_What you will do_
Search the data for the word "ÚTIL" and copy every line where it occurs.

_Records shown_
=======
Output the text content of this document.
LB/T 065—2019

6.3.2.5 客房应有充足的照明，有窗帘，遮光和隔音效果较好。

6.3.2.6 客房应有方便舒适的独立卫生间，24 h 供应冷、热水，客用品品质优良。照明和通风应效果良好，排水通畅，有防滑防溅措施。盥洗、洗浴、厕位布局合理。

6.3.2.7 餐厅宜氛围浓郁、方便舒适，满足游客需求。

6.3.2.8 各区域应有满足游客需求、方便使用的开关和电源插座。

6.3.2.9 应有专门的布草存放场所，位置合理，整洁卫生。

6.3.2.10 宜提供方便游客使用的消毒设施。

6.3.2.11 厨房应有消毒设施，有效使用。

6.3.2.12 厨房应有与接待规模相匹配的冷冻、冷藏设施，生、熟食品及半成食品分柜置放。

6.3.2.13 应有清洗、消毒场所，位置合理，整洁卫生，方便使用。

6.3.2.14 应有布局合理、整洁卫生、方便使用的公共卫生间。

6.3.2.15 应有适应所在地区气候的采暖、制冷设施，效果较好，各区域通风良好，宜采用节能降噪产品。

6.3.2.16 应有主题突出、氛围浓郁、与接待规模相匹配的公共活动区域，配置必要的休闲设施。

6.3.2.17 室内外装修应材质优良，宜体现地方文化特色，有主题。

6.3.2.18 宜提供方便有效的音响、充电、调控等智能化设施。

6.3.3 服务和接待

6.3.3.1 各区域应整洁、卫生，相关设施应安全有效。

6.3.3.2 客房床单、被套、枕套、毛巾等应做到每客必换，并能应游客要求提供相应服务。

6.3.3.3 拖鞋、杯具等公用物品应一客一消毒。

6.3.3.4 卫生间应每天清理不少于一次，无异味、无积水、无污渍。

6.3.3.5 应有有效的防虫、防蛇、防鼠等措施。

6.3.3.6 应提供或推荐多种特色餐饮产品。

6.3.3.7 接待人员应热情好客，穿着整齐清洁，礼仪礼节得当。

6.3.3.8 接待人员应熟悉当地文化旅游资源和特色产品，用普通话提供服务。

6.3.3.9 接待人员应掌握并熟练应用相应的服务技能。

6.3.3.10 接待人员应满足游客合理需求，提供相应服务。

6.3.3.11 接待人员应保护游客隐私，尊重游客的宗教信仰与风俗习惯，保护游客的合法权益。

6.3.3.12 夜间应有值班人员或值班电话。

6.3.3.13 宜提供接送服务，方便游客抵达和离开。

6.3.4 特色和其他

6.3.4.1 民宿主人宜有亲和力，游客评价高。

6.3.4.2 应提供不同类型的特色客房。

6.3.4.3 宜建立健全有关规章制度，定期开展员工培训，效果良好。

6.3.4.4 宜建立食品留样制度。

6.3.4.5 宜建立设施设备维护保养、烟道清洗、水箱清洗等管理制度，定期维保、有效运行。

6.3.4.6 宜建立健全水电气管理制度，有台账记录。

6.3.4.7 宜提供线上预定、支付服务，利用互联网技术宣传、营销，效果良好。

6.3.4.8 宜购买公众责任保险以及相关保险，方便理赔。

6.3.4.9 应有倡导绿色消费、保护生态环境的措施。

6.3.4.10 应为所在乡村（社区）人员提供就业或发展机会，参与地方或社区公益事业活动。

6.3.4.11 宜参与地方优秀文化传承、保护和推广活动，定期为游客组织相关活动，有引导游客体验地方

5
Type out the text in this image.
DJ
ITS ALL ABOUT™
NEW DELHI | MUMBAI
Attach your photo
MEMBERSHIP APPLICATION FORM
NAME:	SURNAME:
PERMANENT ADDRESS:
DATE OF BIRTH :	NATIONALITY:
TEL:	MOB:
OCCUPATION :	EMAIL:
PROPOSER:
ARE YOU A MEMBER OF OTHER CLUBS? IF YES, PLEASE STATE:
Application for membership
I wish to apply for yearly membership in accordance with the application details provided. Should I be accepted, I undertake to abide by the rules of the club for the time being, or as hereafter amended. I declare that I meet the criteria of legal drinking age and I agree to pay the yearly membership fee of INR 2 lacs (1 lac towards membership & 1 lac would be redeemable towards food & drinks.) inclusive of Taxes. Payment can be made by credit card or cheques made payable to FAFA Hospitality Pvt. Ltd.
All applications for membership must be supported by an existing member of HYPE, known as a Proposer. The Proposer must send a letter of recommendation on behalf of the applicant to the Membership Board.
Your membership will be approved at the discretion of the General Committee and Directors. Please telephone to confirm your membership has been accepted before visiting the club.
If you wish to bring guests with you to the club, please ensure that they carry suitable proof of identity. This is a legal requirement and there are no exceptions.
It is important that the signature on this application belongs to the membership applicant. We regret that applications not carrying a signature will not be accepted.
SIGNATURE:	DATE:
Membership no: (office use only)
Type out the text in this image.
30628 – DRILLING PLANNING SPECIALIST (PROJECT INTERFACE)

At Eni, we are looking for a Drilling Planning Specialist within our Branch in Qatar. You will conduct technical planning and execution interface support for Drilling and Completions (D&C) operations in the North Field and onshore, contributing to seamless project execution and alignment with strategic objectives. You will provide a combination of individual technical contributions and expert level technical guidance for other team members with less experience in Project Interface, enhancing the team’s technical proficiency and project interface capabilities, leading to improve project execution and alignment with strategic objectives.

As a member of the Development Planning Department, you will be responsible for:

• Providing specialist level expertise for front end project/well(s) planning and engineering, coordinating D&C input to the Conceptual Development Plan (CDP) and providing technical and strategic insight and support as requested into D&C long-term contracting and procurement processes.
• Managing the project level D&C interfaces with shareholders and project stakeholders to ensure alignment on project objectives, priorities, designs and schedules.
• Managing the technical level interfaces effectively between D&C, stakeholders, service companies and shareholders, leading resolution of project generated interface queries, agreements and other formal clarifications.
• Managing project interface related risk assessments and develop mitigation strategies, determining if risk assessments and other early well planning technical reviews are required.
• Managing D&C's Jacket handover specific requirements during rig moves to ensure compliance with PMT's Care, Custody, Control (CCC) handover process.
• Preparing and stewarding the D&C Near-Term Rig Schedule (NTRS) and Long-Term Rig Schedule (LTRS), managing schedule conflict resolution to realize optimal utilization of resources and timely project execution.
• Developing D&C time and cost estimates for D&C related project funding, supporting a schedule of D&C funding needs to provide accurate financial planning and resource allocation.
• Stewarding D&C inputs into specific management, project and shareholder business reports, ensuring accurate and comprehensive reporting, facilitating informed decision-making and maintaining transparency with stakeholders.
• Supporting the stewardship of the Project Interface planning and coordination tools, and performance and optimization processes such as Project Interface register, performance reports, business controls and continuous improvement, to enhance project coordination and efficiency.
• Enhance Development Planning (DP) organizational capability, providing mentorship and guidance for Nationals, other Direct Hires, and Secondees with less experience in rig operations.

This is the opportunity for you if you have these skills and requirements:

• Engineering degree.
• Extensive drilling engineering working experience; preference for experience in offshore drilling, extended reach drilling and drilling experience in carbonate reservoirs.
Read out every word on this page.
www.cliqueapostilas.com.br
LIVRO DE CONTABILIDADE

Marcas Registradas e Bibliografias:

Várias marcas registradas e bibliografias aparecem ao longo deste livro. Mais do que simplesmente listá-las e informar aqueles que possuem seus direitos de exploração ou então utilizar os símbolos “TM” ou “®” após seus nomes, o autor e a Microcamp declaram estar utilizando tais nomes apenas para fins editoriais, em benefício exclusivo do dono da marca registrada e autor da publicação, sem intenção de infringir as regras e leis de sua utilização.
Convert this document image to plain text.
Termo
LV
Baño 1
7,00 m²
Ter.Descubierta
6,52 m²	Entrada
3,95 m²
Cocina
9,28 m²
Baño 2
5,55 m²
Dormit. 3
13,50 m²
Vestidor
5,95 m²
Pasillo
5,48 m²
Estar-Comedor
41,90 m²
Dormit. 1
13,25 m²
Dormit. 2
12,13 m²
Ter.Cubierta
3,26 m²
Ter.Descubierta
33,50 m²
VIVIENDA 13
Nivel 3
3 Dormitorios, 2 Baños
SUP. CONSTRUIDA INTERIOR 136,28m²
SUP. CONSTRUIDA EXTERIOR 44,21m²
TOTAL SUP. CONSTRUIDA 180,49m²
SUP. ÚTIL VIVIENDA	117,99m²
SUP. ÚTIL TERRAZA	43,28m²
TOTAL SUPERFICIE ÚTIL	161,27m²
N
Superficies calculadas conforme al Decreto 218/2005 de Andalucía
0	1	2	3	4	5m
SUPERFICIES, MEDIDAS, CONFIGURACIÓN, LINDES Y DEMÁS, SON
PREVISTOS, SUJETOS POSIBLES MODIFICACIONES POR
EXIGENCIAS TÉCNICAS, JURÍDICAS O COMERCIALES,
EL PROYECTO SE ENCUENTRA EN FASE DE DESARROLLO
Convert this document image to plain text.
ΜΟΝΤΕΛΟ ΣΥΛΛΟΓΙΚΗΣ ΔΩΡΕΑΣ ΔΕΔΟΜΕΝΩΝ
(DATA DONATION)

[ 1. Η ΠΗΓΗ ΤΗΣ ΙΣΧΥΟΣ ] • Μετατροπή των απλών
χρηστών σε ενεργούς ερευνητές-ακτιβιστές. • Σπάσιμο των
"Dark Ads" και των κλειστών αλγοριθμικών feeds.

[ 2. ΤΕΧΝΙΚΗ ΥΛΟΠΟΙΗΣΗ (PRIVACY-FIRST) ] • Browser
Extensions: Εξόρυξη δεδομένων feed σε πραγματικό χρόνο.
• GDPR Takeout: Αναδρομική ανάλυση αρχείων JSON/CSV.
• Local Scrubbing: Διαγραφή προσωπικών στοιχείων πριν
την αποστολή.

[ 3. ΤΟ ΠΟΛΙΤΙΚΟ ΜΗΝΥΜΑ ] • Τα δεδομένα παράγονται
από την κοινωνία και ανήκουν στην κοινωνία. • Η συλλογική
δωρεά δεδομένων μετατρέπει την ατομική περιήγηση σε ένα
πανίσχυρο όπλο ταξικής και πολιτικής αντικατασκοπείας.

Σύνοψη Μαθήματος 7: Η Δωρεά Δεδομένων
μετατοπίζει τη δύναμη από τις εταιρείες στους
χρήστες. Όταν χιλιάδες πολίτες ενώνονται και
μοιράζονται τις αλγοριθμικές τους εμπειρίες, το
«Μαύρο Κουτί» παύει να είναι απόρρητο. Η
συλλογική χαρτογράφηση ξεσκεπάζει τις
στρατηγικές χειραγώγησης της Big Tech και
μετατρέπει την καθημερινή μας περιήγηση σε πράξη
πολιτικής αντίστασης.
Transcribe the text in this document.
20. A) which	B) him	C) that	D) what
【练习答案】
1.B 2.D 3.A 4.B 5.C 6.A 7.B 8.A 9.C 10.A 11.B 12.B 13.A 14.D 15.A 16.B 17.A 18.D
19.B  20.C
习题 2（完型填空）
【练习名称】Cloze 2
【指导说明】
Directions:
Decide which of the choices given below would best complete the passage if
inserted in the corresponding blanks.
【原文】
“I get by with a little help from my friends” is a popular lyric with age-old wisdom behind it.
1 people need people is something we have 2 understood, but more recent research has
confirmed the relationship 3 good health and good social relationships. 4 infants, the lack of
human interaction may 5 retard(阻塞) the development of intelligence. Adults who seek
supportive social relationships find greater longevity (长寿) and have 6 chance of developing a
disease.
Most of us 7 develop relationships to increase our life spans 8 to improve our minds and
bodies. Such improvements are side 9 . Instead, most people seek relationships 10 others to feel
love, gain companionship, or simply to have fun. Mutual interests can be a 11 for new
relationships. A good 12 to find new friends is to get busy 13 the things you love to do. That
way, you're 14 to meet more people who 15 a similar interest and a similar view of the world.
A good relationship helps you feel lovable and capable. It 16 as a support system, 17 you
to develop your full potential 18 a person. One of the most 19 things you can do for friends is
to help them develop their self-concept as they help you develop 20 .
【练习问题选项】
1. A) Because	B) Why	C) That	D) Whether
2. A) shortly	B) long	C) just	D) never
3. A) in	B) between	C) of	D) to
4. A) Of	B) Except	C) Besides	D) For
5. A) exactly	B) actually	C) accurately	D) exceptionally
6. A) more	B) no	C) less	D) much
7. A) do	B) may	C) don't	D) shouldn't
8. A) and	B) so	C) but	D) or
=======
_Exercise answer_
SUP. ÚTIL VIVIENDA	117,99m²
SUP. ÚTIL TERRAZA	43,28m²
TOTAL SUPERFICIE ÚTIL	161,27m²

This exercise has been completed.